THE INPUT:
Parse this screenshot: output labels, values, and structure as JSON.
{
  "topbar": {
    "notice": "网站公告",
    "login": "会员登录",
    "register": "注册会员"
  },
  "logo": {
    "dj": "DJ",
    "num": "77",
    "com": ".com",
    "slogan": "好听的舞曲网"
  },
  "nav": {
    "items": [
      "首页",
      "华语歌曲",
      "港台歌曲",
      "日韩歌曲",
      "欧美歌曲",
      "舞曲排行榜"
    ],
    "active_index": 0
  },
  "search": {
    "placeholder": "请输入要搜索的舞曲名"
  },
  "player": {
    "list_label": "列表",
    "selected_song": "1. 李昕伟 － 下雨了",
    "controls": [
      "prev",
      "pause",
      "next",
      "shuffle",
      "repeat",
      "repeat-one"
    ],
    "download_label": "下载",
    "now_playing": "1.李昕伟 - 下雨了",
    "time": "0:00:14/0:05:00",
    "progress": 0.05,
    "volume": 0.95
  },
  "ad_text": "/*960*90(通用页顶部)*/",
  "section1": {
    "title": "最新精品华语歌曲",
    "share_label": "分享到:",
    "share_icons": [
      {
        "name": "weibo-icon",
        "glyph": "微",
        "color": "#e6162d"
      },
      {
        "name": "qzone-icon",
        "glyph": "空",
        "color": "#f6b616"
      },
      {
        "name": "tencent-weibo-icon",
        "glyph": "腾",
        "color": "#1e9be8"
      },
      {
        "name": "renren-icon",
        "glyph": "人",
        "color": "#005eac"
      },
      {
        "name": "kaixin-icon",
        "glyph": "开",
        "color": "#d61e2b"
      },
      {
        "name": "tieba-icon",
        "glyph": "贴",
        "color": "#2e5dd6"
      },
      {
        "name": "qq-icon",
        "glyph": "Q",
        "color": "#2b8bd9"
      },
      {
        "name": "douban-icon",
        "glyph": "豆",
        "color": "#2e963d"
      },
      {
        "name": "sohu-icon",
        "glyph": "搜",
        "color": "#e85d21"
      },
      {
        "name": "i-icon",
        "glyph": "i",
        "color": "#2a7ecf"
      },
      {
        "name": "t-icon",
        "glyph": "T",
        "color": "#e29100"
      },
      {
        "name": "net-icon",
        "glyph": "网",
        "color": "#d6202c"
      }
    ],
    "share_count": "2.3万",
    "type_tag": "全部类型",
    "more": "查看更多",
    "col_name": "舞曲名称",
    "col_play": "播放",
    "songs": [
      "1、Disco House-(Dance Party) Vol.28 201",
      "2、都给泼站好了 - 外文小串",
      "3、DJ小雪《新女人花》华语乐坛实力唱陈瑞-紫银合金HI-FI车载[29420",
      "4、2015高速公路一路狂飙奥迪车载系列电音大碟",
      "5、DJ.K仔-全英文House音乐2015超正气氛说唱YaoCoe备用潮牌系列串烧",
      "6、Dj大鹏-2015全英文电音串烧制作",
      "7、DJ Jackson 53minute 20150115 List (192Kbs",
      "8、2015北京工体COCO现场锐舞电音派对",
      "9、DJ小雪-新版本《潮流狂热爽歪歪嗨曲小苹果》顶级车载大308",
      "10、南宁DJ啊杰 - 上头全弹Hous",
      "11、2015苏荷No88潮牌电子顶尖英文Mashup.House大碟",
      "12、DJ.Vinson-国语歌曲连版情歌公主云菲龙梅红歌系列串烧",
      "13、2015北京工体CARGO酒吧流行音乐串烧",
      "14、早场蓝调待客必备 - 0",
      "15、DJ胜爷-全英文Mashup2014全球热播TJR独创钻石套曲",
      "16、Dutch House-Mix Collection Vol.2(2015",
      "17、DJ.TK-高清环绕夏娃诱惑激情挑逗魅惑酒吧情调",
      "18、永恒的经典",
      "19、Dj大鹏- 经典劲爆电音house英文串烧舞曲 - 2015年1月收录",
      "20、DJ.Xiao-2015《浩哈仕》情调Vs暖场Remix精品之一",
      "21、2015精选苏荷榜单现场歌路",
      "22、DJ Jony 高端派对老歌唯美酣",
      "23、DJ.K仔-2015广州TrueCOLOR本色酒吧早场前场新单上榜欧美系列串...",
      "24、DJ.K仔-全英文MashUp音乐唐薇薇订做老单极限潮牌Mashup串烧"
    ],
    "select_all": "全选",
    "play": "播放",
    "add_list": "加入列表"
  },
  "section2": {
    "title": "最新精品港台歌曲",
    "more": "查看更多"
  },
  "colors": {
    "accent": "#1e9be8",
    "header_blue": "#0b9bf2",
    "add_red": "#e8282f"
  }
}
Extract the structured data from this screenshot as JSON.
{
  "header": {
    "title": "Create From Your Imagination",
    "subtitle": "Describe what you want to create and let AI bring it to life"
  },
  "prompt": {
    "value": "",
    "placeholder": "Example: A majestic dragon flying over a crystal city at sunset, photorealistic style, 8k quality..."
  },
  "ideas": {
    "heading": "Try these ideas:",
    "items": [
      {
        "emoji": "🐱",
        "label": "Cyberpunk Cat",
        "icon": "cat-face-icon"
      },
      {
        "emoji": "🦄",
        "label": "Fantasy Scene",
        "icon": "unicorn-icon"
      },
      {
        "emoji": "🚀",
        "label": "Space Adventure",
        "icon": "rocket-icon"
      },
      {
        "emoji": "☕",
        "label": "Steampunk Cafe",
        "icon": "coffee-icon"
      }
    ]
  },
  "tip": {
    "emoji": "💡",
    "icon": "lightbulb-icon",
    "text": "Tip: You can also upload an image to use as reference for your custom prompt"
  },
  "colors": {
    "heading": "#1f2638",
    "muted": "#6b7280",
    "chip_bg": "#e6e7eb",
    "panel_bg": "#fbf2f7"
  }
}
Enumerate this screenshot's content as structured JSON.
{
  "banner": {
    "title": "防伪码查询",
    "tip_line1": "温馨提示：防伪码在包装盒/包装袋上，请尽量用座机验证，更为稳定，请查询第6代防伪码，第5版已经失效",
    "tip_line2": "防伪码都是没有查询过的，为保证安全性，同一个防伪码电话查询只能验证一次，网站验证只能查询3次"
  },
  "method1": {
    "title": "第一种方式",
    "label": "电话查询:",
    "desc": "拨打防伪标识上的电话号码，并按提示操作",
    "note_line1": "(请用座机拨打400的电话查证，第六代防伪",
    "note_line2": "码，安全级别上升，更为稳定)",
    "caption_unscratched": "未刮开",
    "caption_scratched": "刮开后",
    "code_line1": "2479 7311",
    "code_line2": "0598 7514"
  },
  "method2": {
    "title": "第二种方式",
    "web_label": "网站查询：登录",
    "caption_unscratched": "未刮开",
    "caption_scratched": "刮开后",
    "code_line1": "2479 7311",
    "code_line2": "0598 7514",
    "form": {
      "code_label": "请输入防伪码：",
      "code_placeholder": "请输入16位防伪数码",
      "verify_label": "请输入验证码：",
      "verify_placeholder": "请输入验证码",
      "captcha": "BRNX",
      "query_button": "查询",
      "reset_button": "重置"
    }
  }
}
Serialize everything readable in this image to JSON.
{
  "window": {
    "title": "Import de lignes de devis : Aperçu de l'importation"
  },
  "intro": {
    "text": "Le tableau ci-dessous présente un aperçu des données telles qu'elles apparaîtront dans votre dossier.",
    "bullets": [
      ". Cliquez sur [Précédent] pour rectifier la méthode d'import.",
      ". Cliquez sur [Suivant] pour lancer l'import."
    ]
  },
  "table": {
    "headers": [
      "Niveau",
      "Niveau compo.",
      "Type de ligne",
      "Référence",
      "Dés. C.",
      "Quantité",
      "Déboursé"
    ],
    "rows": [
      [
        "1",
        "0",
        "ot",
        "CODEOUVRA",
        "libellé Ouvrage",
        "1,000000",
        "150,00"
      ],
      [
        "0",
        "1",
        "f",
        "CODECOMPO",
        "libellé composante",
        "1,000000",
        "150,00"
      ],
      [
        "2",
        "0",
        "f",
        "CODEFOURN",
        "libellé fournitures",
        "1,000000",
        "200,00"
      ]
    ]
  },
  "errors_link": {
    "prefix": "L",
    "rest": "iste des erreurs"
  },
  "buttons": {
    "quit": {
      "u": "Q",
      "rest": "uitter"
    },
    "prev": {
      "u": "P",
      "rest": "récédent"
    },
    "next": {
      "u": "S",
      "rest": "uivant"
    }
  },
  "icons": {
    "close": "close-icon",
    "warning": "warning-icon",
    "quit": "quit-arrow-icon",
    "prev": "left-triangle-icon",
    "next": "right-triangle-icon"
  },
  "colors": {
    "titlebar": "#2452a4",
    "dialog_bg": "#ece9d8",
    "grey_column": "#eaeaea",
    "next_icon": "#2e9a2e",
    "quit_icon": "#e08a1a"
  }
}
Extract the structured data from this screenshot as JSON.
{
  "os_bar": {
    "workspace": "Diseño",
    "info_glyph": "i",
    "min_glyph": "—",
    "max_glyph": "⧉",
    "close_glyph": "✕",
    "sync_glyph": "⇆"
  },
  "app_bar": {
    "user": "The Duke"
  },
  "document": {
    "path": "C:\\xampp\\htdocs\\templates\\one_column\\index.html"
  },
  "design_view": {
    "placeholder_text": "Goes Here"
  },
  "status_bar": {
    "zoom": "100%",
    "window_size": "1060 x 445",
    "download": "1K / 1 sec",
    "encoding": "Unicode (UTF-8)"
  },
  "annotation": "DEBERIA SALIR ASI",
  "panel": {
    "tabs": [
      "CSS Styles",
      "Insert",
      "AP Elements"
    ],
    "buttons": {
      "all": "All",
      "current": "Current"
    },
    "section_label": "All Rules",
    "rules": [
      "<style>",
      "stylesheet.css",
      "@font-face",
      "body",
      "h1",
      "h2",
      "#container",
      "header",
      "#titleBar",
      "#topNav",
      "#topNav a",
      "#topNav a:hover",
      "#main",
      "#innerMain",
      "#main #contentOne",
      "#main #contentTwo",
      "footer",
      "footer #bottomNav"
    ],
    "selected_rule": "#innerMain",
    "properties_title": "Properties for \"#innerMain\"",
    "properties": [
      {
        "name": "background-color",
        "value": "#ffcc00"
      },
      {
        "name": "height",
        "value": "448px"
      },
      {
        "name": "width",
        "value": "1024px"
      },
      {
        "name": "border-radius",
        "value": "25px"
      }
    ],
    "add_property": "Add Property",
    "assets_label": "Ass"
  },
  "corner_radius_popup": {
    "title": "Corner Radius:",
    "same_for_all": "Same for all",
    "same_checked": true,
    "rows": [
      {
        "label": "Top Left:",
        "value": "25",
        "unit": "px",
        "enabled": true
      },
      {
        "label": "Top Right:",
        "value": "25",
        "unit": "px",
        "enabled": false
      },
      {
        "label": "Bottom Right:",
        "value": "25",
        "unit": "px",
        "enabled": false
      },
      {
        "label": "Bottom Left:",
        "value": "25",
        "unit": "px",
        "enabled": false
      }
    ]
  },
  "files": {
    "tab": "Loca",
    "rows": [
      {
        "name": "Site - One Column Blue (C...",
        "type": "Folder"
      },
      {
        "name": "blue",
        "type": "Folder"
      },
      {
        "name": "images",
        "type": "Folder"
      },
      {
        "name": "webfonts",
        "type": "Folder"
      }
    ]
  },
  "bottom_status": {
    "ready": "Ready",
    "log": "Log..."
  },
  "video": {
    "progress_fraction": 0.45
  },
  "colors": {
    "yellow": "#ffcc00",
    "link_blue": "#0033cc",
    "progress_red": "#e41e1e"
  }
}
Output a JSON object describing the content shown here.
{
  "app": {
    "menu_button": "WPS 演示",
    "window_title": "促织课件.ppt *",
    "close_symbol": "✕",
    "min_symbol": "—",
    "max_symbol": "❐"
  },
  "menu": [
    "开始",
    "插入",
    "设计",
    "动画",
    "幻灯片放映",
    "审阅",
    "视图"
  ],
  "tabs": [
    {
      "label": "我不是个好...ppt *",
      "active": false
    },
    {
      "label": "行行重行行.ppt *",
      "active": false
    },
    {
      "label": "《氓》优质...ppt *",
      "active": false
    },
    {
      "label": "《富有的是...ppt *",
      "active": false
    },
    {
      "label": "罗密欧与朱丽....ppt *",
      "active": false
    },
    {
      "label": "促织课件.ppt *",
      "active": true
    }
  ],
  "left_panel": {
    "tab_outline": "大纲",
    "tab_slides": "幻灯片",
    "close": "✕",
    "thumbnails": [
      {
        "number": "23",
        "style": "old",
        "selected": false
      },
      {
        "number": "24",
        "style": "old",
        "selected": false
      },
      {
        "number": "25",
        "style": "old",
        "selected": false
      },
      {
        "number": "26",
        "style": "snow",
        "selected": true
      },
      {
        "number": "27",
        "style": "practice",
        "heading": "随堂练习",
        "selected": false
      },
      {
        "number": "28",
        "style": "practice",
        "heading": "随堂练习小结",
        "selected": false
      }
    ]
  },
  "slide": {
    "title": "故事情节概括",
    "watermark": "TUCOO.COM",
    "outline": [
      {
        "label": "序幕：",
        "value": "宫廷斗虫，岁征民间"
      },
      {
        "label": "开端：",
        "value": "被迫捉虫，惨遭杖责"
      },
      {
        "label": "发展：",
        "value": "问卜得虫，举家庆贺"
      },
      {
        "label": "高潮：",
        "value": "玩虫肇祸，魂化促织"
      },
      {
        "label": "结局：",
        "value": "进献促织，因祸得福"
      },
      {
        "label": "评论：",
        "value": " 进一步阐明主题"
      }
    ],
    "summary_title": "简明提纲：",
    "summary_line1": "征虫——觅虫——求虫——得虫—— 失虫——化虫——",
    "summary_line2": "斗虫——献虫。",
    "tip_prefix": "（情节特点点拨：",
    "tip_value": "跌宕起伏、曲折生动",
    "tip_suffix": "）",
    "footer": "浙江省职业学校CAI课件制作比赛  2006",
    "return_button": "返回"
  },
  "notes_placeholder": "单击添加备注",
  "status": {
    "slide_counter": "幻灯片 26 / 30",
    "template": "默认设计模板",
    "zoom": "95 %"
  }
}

SHORT TASK:
Looking at the data above, show all lines where the word "weibo" occurs.

EXERCISE RESPONSE:
        "name": "weibo-icon",
        "name": "tencent-weibo-icon",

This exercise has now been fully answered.